BEGIN Material for the task

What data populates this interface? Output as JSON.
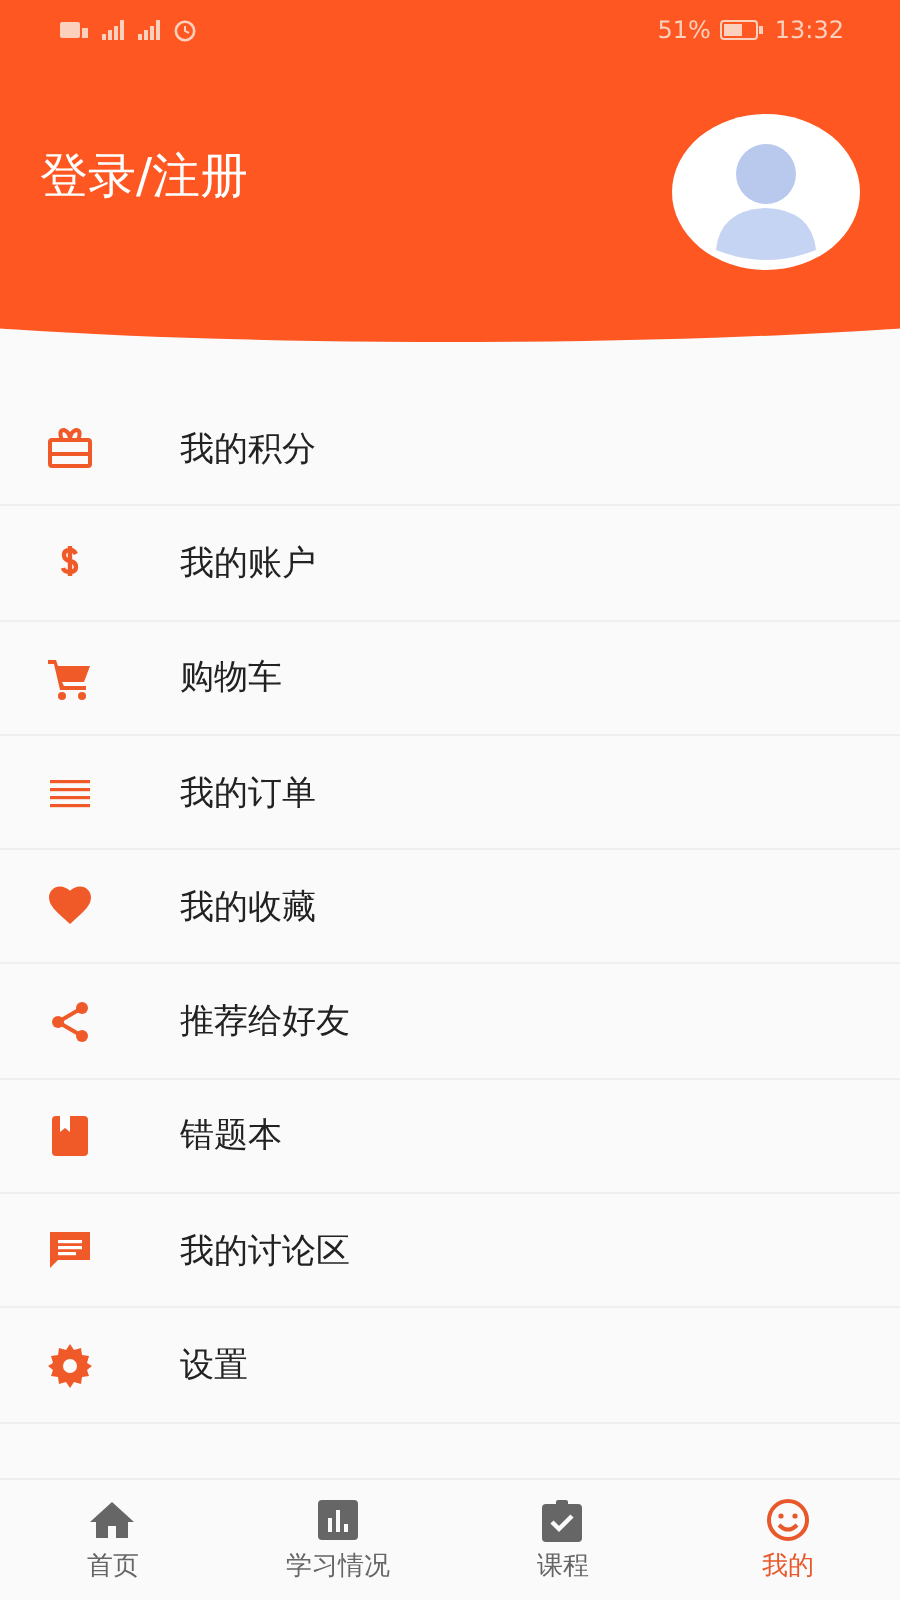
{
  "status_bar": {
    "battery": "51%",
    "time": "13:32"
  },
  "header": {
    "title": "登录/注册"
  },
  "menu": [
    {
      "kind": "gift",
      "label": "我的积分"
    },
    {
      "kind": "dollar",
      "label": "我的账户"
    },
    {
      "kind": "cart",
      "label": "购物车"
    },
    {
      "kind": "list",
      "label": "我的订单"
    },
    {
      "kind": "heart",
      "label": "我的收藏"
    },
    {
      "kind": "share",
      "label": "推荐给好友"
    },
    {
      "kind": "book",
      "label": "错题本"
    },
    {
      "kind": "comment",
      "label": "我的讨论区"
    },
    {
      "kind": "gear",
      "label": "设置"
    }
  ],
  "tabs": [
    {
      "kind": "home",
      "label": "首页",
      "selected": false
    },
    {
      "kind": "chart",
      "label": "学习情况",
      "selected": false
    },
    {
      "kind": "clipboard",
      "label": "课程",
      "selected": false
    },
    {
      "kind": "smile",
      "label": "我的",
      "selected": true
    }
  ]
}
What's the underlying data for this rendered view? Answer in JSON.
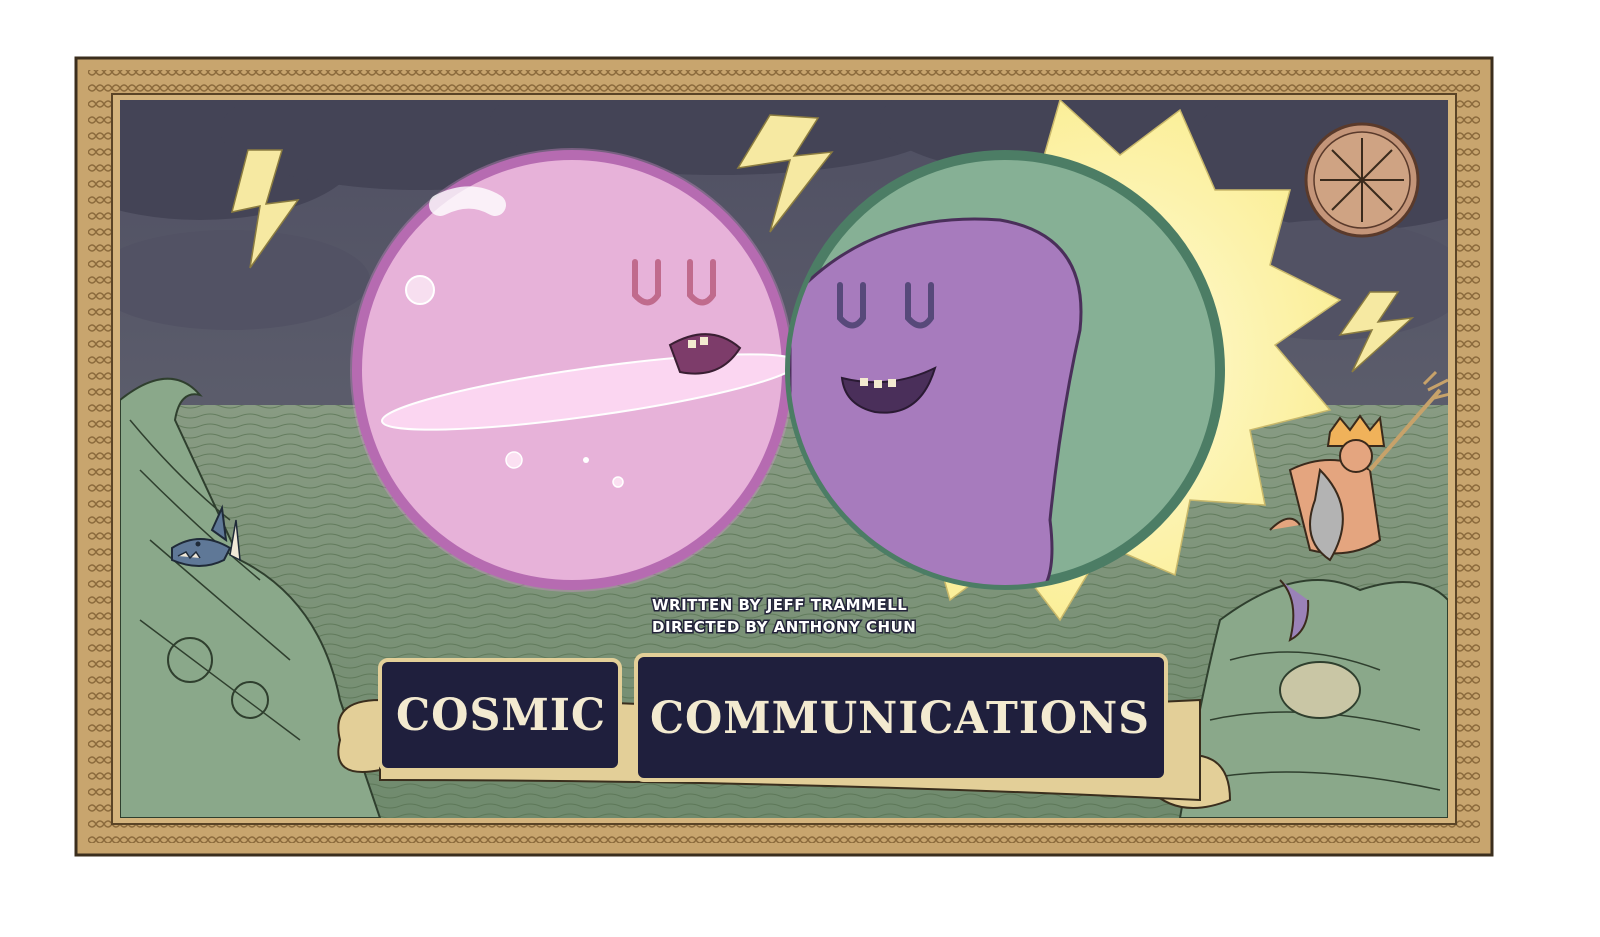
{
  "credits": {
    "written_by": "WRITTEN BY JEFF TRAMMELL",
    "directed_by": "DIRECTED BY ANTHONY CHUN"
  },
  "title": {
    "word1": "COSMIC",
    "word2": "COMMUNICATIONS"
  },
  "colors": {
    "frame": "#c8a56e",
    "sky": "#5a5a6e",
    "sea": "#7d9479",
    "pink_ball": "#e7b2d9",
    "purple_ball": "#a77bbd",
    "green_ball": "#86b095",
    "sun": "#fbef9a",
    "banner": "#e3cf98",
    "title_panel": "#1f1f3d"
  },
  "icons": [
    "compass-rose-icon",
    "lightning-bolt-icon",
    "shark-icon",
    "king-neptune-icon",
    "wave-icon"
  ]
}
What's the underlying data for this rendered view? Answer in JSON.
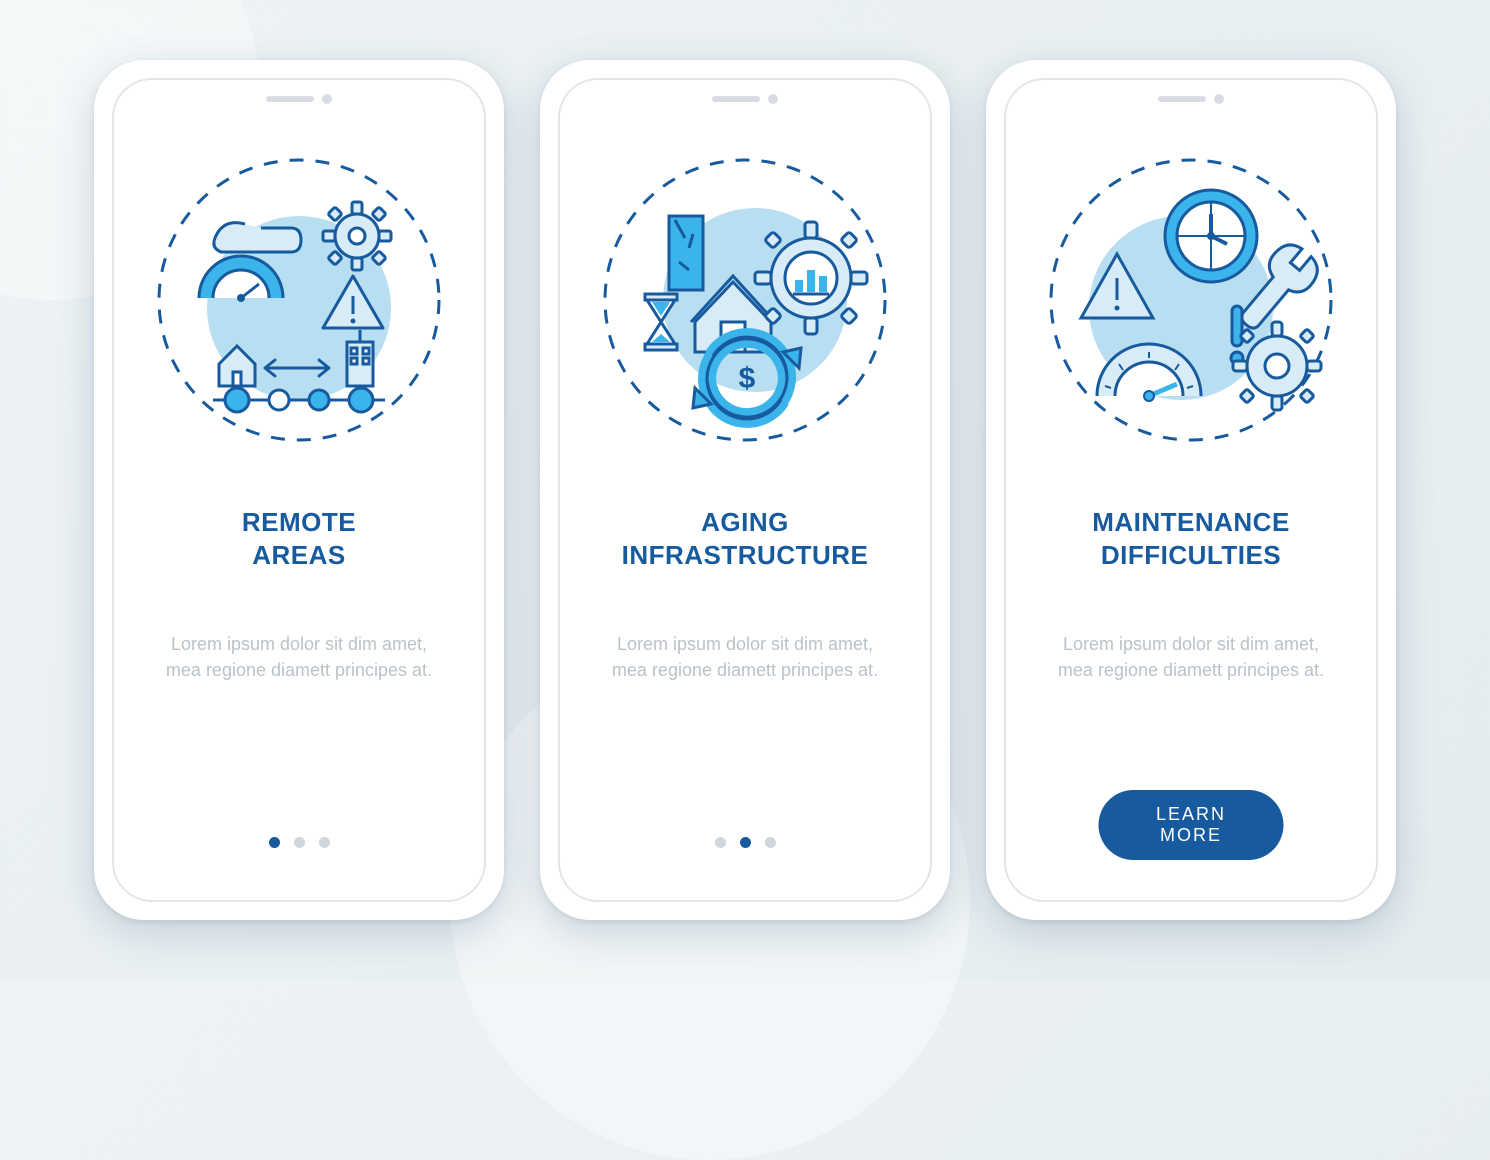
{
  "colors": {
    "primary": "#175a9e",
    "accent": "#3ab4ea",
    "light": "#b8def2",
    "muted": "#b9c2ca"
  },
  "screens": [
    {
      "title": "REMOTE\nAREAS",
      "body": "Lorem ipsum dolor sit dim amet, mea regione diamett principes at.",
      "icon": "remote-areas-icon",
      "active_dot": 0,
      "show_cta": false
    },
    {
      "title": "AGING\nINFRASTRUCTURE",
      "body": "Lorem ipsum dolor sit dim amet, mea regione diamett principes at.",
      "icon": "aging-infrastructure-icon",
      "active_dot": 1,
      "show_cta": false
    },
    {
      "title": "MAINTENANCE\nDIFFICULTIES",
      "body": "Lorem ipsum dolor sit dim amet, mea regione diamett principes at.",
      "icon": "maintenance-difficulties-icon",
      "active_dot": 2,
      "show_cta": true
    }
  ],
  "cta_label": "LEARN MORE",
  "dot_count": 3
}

END Material for the task

__Given exercise__. Word for word, quote the full listing, omitting every picture.

__Answer below__.
What data populates this interface? Output as JSON.
{
  "status_bar": {
    "battery": "51%",
    "time": "13:32"
  },
  "header": {
    "title": "登录/注册"
  },
  "menu": [
    {
      "kind": "gift",
      "label": "我的积分"
    },
    {
      "kind": "dollar",
      "label": "我的账户"
    },
    {
      "kind": "cart",
      "label": "购物车"
    },
    {
      "kind": "list",
      "label": "我的订单"
    },
    {
      "kind": "heart",
      "label": "我的收藏"
    },
    {
      "kind": "share",
      "label": "推荐给好友"
    },
    {
      "kind": "book",
      "label": "错题本"
    },
    {
      "kind": "comment",
      "label": "我的讨论区"
    },
    {
      "kind": "gear",
      "label": "设置"
    }
  ],
  "tabs": [
    {
      "kind": "home",
      "label": "首页",
      "selected": false
    },
    {
      "kind": "chart",
      "label": "学习情况",
      "selected": false
    },
    {
      "kind": "clipboard",
      "label": "课程",
      "selected": false
    },
    {
      "kind": "smile",
      "label": "我的",
      "selected": true
    }
  ]
}
What's the underlying data for this rendered view? Answer in JSON.
{
  "credits": {
    "written_by": "WRITTEN BY JEFF TRAMMELL",
    "directed_by": "DIRECTED BY ANTHONY CHUN"
  },
  "title": {
    "word1": "COSMIC",
    "word2": "COMMUNICATIONS"
  },
  "colors": {
    "frame": "#c8a56e",
    "sky": "#5a5a6e",
    "sea": "#7d9479",
    "pink_ball": "#e7b2d9",
    "purple_ball": "#a77bbd",
    "green_ball": "#86b095",
    "sun": "#fbef9a",
    "banner": "#e3cf98",
    "title_panel": "#1f1f3d"
  },
  "icons": [
    "compass-rose-icon",
    "lightning-bolt-icon",
    "shark-icon",
    "king-neptune-icon",
    "wave-icon"
  ]
}
What's the underlying data for this rendered view? Answer in JSON.
{
  "colors": {
    "primary": "#175a9e",
    "accent": "#3ab4ea",
    "light": "#b8def2",
    "muted": "#b9c2ca"
  },
  "screens": [
    {
      "title": "REMOTE\nAREAS",
      "body": "Lorem ipsum dolor sit dim amet, mea regione diamett principes at.",
      "icon": "remote-areas-icon",
      "active_dot": 0,
      "show_cta": false
    },
    {
      "title": "AGING\nINFRASTRUCTURE",
      "body": "Lorem ipsum dolor sit dim amet, mea regione diamett principes at.",
      "icon": "aging-infrastructure-icon",
      "active_dot": 1,
      "show_cta": false
    },
    {
      "title": "MAINTENANCE\nDIFFICULTIES",
      "body": "Lorem ipsum dolor sit dim amet, mea regione diamett principes at.",
      "icon": "maintenance-difficulties-icon",
      "active_dot": 2,
      "show_cta": true
    }
  ],
  "cta_label": "LEARN MORE",
  "dot_count": 3
}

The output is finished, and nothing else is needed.